* [DATA PROVIDED]
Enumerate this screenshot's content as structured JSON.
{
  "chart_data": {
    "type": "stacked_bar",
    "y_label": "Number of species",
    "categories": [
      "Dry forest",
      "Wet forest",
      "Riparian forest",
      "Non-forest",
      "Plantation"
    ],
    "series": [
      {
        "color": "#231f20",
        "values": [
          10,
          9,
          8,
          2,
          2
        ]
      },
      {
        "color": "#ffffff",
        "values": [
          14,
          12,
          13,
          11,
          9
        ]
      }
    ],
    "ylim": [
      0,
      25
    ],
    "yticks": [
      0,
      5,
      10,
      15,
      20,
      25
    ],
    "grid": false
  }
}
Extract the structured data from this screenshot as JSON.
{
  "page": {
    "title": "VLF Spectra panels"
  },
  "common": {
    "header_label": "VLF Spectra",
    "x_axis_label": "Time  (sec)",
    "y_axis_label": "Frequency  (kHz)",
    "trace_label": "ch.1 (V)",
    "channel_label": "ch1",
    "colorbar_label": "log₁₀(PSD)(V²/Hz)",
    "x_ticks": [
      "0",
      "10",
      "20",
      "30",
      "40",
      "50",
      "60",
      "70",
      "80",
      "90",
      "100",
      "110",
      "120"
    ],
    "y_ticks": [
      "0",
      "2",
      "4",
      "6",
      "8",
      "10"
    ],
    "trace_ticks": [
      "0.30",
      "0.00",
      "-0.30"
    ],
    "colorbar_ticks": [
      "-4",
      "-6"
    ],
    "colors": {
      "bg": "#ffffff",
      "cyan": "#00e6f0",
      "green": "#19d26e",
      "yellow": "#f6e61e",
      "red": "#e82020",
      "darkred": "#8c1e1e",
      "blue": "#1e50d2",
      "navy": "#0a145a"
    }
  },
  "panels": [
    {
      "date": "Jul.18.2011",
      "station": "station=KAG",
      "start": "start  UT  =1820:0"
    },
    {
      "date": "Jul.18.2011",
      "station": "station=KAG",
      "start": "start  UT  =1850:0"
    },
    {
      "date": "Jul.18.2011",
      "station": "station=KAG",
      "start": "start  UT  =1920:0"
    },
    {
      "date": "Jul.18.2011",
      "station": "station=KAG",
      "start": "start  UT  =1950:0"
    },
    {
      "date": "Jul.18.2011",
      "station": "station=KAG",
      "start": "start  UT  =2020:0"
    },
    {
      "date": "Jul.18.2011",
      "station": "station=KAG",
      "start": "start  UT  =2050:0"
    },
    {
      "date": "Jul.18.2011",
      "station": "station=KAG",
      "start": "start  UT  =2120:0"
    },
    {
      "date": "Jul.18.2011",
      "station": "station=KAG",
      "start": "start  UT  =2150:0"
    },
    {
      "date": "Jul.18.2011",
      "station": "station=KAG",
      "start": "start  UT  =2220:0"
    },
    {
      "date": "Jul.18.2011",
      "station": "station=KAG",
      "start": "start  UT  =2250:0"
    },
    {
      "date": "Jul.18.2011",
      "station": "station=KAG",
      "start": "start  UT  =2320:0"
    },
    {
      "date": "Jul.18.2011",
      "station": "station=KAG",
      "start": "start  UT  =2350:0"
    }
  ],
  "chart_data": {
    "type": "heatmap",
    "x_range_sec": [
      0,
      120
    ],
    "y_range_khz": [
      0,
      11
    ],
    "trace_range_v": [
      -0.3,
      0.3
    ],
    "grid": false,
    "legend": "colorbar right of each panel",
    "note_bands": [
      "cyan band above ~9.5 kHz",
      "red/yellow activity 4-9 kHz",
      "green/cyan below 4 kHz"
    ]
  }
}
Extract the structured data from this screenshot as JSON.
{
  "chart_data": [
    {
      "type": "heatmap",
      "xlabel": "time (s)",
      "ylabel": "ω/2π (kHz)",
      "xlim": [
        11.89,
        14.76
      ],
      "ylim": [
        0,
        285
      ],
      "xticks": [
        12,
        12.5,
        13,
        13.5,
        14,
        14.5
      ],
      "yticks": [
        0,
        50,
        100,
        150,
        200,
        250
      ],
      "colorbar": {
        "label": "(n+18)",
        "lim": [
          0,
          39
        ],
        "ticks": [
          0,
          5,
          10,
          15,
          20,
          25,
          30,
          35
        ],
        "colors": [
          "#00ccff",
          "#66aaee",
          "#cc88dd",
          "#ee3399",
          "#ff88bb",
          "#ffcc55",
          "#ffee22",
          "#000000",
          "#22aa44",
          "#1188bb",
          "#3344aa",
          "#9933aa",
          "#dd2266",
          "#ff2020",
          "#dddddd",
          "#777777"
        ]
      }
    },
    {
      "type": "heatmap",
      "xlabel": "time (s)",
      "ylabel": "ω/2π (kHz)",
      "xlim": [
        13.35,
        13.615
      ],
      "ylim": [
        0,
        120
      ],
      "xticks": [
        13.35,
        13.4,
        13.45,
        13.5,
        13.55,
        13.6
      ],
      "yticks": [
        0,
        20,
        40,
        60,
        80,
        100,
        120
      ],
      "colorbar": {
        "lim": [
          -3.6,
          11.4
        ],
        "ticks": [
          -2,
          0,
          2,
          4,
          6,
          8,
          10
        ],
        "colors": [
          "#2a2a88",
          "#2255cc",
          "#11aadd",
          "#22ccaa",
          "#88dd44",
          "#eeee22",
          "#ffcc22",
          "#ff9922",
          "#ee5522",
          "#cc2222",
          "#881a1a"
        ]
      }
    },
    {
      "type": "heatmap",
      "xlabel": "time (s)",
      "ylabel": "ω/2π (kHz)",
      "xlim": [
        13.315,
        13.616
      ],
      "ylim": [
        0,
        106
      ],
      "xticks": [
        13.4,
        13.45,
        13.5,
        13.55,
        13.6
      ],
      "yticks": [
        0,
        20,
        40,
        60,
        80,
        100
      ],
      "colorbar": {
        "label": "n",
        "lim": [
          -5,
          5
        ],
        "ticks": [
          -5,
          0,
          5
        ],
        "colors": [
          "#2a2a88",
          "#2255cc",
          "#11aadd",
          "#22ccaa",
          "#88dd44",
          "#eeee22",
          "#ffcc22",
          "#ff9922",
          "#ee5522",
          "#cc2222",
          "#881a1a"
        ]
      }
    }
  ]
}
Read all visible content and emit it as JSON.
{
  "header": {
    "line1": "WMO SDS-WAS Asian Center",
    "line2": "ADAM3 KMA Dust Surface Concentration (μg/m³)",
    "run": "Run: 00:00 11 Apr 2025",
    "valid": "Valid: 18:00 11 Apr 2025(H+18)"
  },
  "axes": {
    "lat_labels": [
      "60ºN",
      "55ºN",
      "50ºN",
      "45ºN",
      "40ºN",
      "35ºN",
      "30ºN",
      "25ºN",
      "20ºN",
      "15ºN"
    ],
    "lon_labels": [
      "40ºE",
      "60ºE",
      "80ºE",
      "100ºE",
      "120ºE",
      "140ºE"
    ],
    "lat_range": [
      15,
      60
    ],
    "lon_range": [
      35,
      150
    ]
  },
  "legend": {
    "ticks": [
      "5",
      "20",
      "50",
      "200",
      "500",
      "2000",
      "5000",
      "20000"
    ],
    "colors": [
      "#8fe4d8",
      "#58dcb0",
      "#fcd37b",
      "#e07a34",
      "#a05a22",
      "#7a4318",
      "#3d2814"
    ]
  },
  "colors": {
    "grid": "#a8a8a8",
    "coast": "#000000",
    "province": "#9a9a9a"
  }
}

* [EXERCISE DETAILS] Copy all lines from the listing that contain "cyan".

* [WRITTEN REPLY]
      "cyan": "#00e6f0",
      "cyan band above ~9.5 kHz",
      "green/cyan below 4 kHz"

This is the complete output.